* **TASK**:
All of the material below is to be returned exactly.

Items from a dataset:
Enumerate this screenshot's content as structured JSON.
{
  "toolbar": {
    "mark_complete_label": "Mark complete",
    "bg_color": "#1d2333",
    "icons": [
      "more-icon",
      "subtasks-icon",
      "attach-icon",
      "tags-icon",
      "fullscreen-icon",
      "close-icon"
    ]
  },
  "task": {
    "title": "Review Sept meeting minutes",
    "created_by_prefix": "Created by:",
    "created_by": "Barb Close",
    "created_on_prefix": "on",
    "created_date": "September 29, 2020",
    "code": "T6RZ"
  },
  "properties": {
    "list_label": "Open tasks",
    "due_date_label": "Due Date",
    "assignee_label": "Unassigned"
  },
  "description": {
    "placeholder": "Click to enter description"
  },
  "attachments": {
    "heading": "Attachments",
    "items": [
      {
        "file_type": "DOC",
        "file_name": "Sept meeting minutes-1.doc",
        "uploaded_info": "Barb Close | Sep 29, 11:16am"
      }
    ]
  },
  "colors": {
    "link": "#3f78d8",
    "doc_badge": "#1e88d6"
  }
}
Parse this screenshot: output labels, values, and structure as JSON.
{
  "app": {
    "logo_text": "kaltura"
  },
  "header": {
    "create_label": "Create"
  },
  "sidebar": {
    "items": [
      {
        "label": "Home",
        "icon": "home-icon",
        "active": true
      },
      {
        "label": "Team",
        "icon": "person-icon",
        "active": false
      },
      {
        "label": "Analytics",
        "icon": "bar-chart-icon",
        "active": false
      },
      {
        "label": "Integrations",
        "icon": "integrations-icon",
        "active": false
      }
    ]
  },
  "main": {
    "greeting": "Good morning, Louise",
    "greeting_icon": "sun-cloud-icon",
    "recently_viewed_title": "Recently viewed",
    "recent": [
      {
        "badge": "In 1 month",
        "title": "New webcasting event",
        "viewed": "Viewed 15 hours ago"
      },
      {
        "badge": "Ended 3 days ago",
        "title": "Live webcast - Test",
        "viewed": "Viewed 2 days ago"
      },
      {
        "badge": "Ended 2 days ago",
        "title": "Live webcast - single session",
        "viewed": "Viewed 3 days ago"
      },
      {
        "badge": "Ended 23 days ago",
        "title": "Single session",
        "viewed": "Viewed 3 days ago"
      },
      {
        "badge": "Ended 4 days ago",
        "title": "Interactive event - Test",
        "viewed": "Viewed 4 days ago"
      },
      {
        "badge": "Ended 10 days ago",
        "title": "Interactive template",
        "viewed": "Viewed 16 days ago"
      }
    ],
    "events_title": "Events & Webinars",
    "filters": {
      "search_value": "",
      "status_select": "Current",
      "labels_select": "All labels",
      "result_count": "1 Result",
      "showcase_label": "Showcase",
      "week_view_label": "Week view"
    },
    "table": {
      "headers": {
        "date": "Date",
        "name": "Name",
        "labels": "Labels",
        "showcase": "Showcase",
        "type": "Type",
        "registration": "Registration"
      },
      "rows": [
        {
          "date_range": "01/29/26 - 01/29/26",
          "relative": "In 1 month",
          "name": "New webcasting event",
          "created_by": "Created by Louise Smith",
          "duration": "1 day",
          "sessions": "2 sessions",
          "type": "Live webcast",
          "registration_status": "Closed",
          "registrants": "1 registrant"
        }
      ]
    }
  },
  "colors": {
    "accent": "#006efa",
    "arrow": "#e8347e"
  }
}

* **ANSWER TO THIS EXERCISE**:
Enumerate this screenshot's content as structured JSON.
{
  "toolbar": {
    "mark_complete_label": "Mark complete",
    "bg_color": "#1d2333",
    "icons": [
      "more-icon",
      "subtasks-icon",
      "attach-icon",
      "tags-icon",
      "fullscreen-icon",
      "close-icon"
    ]
  },
  "task": {
    "title": "Review Sept meeting minutes",
    "created_by_prefix": "Created by:",
    "created_by": "Barb Close",
    "created_on_prefix": "on",
    "created_date": "September 29, 2020",
    "code": "T6RZ"
  },
  "properties": {
    "list_label": "Open tasks",
    "due_date_label": "Due Date",
    "assignee_label": "Unassigned"
  },
  "description": {
    "placeholder": "Click to enter description"
  },
  "attachments": {
    "heading": "Attachments",
    "items": [
      {
        "file_type": "DOC",
        "file_name": "Sept meeting minutes-1.doc",
        "uploaded_info": "Barb Close | Sep 29, 11:16am"
      }
    ]
  },
  "colors": {
    "link": "#3f78d8",
    "doc_badge": "#1e88d6"
  }
}
Parse this screenshot: output labels, values, and structure as JSON.
{
  "app": {
    "logo_text": "kaltura"
  },
  "header": {
    "create_label": "Create"
  },
  "sidebar": {
    "items": [
      {
        "label": "Home",
        "icon": "home-icon",
        "active": true
      },
      {
        "label": "Team",
        "icon": "person-icon",
        "active": false
      },
      {
        "label": "Analytics",
        "icon": "bar-chart-icon",
        "active": false
      },
      {
        "label": "Integrations",
        "icon": "integrations-icon",
        "active": false
      }
    ]
  },
  "main": {
    "greeting": "Good morning, Louise",
    "greeting_icon": "sun-cloud-icon",
    "recently_viewed_title": "Recently viewed",
    "recent": [
      {
        "badge": "In 1 month",
        "title": "New webcasting event",
        "viewed": "Viewed 15 hours ago"
      },
      {
        "badge": "Ended 3 days ago",
        "title": "Live webcast - Test",
        "viewed": "Viewed 2 days ago"
      },
      {
        "badge": "Ended 2 days ago",
        "title": "Live webcast - single session",
        "viewed": "Viewed 3 days ago"
      },
      {
        "badge": "Ended 23 days ago",
        "title": "Single session",
        "viewed": "Viewed 3 days ago"
      },
      {
        "badge": "Ended 4 days ago",
        "title": "Interactive event - Test",
        "viewed": "Viewed 4 days ago"
      },
      {
        "badge": "Ended 10 days ago",
        "title": "Interactive template",
        "viewed": "Viewed 16 days ago"
      }
    ],
    "events_title": "Events & Webinars",
    "filters": {
      "search_value": "",
      "status_select": "Current",
      "labels_select": "All labels",
      "result_count": "1 Result",
      "showcase_label": "Showcase",
      "week_view_label": "Week view"
    },
    "table": {
      "headers": {
        "date": "Date",
        "name": "Name",
        "labels": "Labels",
        "showcase": "Showcase",
        "type": "Type",
        "registration": "Registration"
      },
      "rows": [
        {
          "date_range": "01/29/26 - 01/29/26",
          "relative": "In 1 month",
          "name": "New webcasting event",
          "created_by": "Created by Louise Smith",
          "duration": "1 day",
          "sessions": "2 sessions",
          "type": "Live webcast",
          "registration_status": "Closed",
          "registrants": "1 registrant"
        }
      ]
    }
  },
  "colors": {
    "accent": "#006efa",
    "arrow": "#e8347e"
  }
}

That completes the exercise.